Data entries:
==================================================
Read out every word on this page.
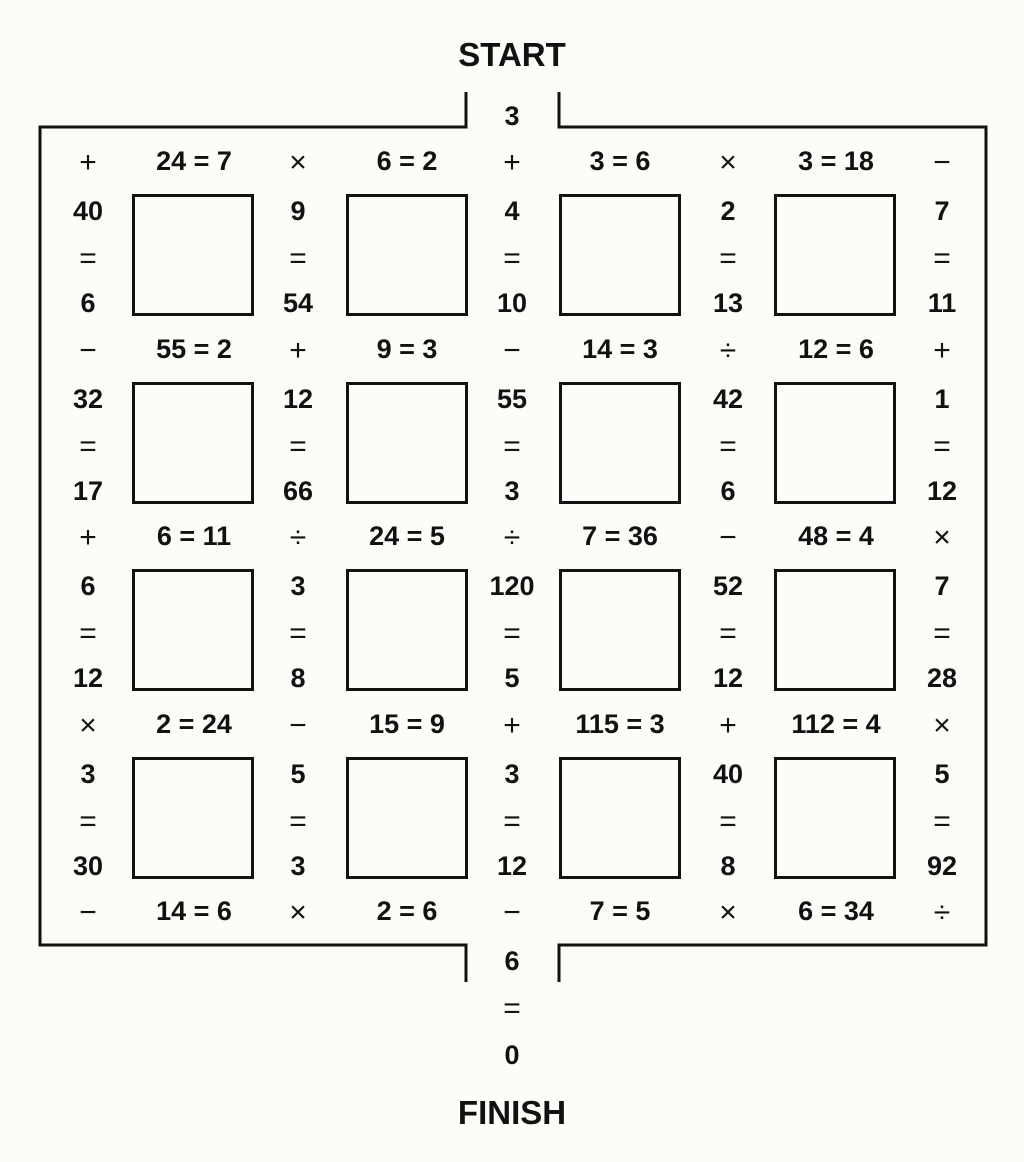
START
3
+	×	+	×	−
24 = 7	6 = 2	3 = 6	3 = 18
−	+	−	÷	+
55 = 2	9 = 3	14 = 3	12 = 6
+	÷	÷	−	×
6 = 11	24 = 5	7 = 36	48 = 4
×	−	+	+	×
2 = 24	15 = 9	115 = 3	112 = 4
−	×	−	×	÷
14 = 6	2 = 6	7 = 5	6 = 34
40
=
6
9
=
54
4
=
10
2
=
13
7
=
11
32
=
17
12
=
66
55
=
3
42
=
6
1
=
12
6
=
12
3
=
8
120
=
5
52
=
12
7
=
28
3
=
30
5
=
3
3
=
12
40
=
8
5
=
92
6
=
0
FINISH
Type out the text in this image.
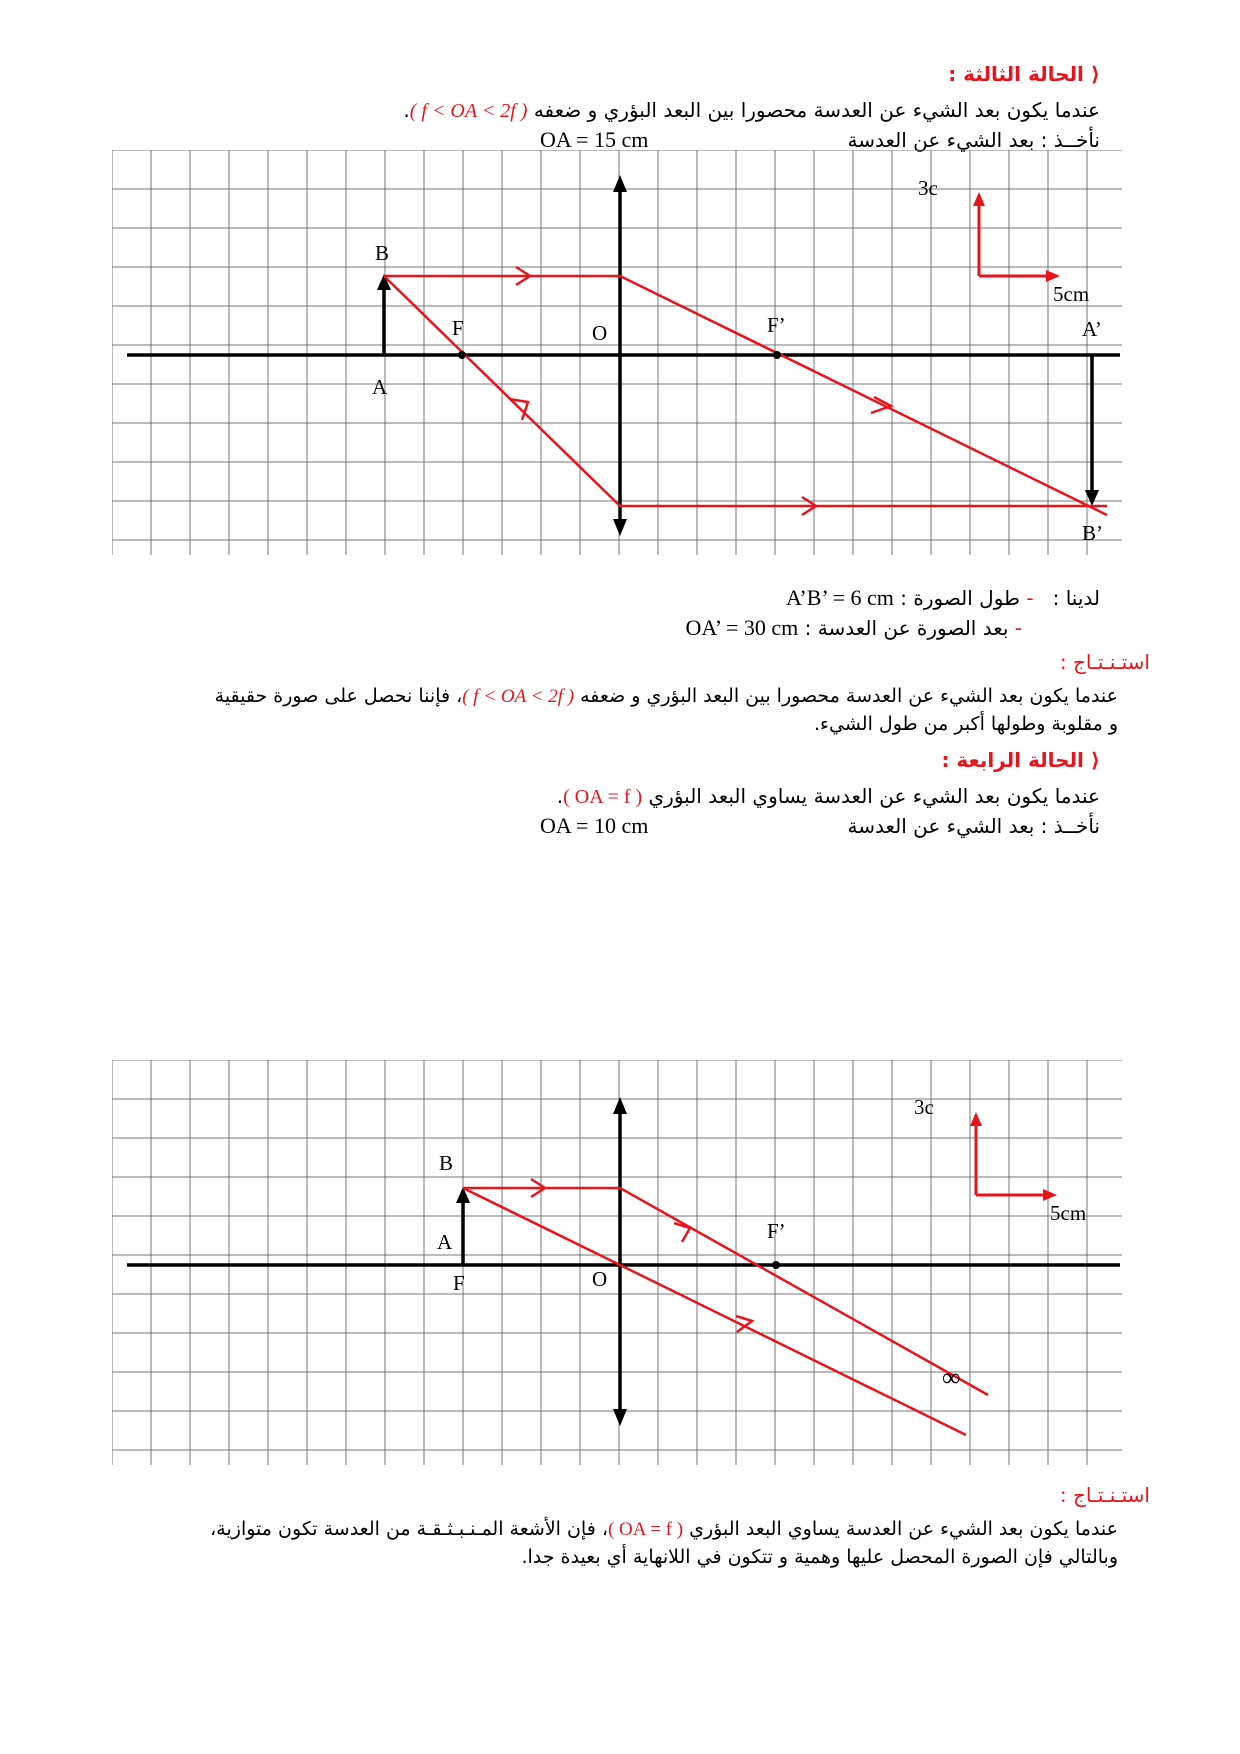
⟨ الحالة الثالثة :
عندما يكون بعد الشيء عن العدسة محصورا بين البعد البؤري و ضعفه ( f < OA < 2f ).
نأخــذ : بعد الشيء عن العدسة
OA = 15 cm
B
A
F	O	F’	A’
B’
3c
5cm
لدينا :   - طول الصورة : A’B’ = 6 cm
- بعد الصورة عن العدسة : OA’ = 30 cm
استـنـتـاج :
عندما يكون بعد الشيء عن العدسة محصورا بين البعد البؤري و ضعفه ( f < OA < 2f )، فإننا نحصل على صورة حقيقية
و مقلوبة وطولها أكبر من طول الشيء.
⟨ الحالة الرابعة :
عندما يكون بعد الشيء عن العدسة يساوي البعد البؤري ( OA = f ).
نأخــذ : بعد الشيء عن العدسة
OA = 10 cm
B
A
F	O
F’
∞
3c
5cm
استـنـتـاج :
عندما يكون بعد الشيء عن العدسة يساوي البعد البؤري ( OA = f )، فإن الأشعة المـنـبـثـقـة من العدسة تكون متوازية،
وبالتالي فإن الصورة المحصل عليها وهمية و تتكون في اللانهاية أي بعيدة جدا.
==================================================
● What you should do
Each line in the listing above that contains "الصورة" should be copied.

● Right answer
لدينا :   - طول الصورة : A’B’ = 6 cm
- بعد الصورة عن العدسة : OA’ = 30 cm
وبالتالي فإن الصورة المحصل عليها وهمية و تتكون في اللانهاية أي بعيدة جدا.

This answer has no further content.